• WHAT IS REQUIRED:
Copy every line of the data in which the word "Photovoltaic" occurs.
++++++++
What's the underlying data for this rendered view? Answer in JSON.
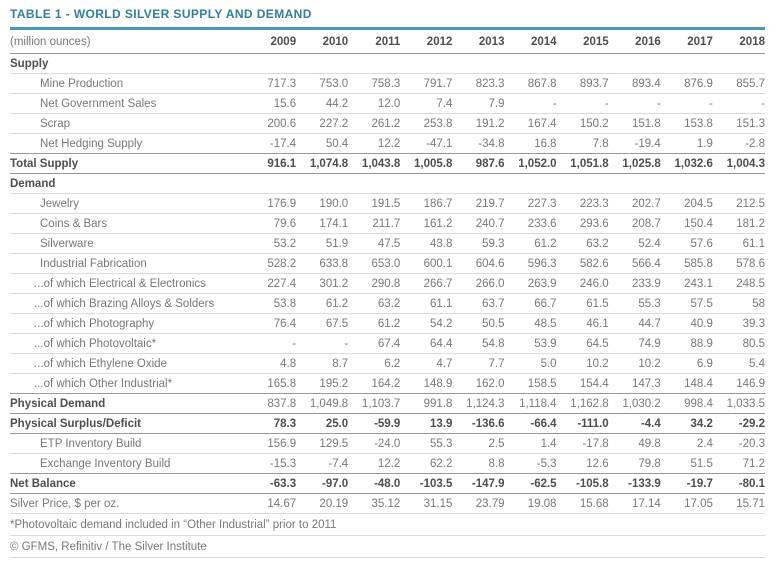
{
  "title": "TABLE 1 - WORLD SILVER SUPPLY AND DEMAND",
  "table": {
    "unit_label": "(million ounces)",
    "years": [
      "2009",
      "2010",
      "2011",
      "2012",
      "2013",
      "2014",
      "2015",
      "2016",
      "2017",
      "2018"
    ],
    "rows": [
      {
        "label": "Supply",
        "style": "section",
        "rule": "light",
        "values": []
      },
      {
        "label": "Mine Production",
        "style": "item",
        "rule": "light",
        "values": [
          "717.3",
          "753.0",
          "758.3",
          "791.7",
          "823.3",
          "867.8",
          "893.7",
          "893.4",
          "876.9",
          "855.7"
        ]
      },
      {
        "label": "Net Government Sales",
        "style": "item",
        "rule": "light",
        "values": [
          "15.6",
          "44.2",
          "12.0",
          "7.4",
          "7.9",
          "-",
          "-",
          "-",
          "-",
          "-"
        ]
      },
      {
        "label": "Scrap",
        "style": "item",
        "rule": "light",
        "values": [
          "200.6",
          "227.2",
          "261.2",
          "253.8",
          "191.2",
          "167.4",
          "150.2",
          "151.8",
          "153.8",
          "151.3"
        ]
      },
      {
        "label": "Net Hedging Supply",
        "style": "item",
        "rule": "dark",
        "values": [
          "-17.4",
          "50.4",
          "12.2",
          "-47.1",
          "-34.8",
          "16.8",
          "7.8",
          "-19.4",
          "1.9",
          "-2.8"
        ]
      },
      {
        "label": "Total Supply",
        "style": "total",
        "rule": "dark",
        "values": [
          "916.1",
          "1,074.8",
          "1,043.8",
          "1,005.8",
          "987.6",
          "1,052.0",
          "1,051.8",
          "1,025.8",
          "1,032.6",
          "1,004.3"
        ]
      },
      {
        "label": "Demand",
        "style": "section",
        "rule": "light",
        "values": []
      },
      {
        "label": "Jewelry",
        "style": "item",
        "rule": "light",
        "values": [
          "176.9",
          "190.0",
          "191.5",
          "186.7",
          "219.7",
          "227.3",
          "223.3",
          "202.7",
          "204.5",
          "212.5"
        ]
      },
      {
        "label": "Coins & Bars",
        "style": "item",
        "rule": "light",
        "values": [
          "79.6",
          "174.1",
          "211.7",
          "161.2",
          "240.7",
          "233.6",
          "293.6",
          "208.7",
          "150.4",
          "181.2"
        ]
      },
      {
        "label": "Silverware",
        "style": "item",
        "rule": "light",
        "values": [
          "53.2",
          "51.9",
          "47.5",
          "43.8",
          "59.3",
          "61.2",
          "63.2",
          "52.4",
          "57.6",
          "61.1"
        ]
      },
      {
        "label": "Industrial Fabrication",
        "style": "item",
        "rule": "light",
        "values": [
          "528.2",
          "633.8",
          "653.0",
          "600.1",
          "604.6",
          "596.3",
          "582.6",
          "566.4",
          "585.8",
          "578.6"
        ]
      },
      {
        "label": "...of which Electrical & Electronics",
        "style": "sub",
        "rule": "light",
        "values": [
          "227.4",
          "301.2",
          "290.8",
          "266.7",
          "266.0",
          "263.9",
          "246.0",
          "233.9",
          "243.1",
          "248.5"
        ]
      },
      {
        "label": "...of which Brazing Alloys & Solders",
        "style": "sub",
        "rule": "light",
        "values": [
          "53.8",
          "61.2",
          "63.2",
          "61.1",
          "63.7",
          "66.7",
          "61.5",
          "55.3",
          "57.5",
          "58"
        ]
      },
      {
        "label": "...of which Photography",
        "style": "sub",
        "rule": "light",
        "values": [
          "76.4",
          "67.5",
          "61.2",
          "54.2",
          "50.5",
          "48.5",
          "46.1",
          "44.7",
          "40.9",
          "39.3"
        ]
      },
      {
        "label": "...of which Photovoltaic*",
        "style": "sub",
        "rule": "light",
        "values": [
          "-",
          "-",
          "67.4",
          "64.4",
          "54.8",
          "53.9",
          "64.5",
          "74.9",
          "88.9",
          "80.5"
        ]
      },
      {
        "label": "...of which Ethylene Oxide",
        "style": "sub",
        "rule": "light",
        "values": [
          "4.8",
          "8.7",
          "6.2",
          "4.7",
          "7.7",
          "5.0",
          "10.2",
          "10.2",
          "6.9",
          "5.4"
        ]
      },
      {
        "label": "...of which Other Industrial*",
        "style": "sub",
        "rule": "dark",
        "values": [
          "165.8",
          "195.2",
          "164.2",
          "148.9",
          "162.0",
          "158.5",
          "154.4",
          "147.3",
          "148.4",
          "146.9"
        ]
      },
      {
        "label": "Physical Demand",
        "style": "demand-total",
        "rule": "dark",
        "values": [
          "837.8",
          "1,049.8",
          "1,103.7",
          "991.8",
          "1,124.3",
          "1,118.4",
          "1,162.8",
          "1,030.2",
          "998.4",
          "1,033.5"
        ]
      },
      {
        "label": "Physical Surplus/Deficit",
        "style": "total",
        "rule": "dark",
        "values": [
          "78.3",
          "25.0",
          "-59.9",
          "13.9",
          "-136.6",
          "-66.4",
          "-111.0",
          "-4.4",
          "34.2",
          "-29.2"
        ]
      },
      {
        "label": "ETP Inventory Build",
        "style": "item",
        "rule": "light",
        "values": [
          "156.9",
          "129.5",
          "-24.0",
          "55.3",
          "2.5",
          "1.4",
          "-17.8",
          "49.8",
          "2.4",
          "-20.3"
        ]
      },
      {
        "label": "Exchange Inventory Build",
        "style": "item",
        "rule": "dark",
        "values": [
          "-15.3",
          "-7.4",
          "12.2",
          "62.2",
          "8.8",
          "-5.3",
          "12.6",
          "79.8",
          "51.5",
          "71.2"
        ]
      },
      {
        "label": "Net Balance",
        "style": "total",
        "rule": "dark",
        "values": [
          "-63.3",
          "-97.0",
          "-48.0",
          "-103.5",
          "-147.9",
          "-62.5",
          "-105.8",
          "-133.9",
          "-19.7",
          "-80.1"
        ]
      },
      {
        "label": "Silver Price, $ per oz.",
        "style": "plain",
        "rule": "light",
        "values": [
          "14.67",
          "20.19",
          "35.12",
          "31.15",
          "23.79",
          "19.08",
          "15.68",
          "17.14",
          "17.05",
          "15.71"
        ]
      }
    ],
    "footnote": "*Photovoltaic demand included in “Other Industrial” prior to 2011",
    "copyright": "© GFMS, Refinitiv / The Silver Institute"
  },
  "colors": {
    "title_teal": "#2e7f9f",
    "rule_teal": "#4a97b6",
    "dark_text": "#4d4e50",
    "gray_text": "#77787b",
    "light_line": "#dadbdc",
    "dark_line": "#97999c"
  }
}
++++++++
• TASK SOLUTION:
        "label": "...of which Photovoltaic*",
    "footnote": "*Photovoltaic demand included in “Other Industrial” prior to 2011",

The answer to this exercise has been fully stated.